→ **What this task involves**: Identify and copy all lines of the material where the string "dasturlar" is found.

→ **Records provided**:
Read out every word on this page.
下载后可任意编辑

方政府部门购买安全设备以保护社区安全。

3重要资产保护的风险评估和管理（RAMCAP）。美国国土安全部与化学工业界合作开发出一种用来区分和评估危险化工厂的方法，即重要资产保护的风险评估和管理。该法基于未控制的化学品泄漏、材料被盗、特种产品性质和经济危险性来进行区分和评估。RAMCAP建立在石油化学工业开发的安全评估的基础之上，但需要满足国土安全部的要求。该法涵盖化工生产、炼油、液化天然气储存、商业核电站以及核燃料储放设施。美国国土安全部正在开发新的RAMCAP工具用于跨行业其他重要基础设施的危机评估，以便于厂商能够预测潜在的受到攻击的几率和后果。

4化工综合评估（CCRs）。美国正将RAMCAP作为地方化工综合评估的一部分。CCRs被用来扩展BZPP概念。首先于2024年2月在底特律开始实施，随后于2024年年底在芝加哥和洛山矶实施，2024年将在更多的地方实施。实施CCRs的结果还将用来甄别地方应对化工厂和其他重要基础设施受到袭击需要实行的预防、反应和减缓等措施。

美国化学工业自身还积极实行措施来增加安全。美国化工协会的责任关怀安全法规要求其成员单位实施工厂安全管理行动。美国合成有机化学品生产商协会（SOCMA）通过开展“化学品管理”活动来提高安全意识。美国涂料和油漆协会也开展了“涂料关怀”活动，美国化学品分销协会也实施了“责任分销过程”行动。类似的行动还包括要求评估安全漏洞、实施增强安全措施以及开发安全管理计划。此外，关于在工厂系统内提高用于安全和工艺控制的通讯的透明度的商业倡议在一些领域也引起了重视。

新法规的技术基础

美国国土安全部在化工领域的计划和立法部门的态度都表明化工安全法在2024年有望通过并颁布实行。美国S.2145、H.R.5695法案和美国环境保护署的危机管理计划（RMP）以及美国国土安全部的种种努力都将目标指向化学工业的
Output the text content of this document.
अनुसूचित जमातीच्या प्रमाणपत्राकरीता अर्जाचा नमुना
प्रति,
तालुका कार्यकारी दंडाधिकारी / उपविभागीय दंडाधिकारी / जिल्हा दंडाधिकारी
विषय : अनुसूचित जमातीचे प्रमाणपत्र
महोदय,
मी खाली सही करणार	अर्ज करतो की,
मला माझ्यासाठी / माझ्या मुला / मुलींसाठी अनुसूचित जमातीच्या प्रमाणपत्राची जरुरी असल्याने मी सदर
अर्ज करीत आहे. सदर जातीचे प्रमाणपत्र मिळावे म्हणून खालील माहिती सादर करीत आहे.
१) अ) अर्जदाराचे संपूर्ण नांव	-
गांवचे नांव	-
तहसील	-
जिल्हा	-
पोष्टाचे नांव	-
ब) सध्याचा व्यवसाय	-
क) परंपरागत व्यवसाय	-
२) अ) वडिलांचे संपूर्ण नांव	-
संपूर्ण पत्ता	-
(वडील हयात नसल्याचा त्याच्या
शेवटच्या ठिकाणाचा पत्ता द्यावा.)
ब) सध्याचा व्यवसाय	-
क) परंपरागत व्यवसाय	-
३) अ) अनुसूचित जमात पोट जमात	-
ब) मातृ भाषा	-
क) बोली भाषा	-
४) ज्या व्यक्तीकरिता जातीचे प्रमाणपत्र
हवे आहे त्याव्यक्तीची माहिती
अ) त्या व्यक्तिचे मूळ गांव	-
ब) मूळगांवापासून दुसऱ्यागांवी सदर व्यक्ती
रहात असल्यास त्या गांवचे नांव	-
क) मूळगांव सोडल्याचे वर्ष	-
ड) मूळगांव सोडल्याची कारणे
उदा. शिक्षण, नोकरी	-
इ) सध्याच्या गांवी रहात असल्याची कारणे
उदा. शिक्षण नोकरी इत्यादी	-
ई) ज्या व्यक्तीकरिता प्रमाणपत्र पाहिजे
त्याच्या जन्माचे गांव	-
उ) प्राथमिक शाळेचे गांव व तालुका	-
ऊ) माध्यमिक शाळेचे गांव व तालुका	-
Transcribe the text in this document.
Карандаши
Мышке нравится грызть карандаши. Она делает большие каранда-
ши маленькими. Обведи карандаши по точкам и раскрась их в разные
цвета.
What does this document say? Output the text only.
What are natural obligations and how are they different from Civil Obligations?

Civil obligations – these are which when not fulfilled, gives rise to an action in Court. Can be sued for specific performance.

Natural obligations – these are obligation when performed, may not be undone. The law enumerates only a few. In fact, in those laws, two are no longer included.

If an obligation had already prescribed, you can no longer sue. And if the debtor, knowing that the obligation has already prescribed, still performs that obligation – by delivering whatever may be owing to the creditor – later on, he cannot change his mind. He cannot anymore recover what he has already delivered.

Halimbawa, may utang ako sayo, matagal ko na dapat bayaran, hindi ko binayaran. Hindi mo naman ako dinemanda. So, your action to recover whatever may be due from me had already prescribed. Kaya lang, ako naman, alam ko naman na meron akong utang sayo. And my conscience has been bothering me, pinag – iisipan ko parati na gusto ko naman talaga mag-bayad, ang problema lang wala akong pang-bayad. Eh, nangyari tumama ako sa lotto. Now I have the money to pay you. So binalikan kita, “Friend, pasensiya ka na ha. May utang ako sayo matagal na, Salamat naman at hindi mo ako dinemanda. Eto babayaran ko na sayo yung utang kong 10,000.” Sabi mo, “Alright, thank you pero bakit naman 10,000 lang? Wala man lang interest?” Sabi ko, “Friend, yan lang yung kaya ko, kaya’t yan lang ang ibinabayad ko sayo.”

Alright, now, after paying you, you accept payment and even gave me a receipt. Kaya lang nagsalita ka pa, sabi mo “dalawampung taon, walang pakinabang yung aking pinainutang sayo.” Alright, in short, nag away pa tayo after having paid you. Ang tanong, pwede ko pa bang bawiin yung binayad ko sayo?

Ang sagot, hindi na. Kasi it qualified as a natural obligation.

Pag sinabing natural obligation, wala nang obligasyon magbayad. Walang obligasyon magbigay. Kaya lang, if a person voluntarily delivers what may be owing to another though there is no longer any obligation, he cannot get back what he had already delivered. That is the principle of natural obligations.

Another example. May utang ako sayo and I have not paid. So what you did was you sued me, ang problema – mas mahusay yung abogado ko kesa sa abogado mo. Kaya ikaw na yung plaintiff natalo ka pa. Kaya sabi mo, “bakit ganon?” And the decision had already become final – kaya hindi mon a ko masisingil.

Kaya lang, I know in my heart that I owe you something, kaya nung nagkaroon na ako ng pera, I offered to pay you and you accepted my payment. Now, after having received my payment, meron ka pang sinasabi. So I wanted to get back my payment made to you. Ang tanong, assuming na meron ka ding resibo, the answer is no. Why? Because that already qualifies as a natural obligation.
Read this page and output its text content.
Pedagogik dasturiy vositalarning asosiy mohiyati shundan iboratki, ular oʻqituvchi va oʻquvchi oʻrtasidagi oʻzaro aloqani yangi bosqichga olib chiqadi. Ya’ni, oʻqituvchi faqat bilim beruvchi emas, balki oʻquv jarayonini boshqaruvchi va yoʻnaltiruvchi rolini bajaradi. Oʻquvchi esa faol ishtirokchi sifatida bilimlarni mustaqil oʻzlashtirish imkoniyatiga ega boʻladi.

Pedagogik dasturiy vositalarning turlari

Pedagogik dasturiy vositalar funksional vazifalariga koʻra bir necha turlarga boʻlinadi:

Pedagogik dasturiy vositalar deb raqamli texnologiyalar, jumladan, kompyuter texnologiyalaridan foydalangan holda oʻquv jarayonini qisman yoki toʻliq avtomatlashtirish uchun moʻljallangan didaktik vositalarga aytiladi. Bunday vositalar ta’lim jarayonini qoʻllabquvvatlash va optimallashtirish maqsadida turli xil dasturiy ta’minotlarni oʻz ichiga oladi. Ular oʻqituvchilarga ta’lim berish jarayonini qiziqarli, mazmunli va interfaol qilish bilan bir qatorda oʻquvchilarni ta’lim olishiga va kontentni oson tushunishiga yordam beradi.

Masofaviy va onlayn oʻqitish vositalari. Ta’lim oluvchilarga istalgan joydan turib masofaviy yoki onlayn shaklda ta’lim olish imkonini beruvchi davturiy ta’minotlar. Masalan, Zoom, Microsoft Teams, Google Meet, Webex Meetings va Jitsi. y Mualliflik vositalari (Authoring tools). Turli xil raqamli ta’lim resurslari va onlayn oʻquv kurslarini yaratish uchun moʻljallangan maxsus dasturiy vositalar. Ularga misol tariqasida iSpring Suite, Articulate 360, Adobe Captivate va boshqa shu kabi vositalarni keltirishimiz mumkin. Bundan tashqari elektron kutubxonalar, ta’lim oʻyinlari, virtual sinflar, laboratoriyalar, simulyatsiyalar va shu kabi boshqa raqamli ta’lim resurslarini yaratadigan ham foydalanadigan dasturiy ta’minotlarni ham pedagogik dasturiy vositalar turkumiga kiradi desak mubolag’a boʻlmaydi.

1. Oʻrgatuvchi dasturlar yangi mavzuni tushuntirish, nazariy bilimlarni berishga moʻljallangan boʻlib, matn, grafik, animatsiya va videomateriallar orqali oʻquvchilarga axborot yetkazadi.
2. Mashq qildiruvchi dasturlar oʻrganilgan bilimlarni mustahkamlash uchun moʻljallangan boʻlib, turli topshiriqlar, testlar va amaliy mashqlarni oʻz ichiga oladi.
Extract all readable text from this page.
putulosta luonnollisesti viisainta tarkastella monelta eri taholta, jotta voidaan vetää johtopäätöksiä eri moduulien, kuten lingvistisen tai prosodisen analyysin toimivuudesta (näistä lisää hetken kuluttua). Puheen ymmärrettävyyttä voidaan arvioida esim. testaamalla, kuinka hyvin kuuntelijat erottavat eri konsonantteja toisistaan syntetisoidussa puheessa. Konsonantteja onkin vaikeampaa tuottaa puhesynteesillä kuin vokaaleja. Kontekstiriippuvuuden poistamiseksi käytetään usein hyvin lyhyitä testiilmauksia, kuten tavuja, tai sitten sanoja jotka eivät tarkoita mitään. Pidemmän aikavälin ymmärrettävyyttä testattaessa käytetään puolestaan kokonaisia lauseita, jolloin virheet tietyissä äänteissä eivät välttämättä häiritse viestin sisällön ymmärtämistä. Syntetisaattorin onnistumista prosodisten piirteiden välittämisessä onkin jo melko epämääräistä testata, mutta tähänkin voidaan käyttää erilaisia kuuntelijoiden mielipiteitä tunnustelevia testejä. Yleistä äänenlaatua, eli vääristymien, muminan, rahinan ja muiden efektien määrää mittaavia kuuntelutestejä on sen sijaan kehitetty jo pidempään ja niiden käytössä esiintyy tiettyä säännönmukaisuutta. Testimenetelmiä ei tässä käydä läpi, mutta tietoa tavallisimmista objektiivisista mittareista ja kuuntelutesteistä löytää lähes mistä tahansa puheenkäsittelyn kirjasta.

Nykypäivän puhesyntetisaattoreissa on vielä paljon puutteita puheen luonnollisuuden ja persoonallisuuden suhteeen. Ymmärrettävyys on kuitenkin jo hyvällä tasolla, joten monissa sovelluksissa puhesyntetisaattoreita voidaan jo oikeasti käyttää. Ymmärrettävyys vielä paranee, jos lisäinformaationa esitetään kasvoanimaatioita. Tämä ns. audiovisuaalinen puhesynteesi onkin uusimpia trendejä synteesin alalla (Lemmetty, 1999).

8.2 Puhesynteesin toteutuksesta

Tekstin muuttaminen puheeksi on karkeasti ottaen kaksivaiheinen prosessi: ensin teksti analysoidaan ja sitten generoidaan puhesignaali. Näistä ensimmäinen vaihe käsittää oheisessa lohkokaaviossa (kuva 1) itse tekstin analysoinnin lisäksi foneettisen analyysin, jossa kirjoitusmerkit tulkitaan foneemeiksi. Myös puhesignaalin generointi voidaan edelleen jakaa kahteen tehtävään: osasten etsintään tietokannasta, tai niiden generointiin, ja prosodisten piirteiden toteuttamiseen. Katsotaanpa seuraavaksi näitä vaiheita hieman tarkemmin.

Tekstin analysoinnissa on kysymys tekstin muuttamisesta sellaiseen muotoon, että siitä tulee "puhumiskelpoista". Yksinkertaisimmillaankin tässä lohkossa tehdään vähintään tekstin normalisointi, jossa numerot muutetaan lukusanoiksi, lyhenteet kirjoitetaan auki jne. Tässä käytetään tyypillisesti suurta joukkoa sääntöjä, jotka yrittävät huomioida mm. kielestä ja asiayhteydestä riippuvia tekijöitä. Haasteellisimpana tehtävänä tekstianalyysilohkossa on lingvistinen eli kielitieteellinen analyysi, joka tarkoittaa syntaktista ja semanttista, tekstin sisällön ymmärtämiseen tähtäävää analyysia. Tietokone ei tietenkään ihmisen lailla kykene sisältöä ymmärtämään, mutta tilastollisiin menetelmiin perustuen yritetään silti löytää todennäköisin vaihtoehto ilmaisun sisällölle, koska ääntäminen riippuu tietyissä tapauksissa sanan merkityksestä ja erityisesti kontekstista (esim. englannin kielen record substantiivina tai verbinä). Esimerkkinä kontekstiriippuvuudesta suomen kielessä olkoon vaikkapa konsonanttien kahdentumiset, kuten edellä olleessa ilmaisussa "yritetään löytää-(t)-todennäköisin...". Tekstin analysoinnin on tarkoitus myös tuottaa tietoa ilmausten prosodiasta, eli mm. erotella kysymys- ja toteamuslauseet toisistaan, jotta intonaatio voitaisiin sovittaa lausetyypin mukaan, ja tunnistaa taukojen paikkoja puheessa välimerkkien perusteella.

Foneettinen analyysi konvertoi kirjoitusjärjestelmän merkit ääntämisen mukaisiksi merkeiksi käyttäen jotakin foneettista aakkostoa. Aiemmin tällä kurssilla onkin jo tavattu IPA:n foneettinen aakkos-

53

→ **The completed task**:
1. Oʻrgatuvchi dasturlar yangi mavzuni tushuntirish, nazariy bilimlarni berishga moʻljallangan boʻlib, matn, grafik, animatsiya va videomateriallar orqali oʻquvchilarga axborot yetkazadi.
2. Mashq qildiruvchi dasturlar oʻrganilgan bilimlarni mustahkamlash uchun moʻljallangan boʻlib, turli topshiriqlar, testlar va amaliy mashqlarni oʻz ichiga oladi.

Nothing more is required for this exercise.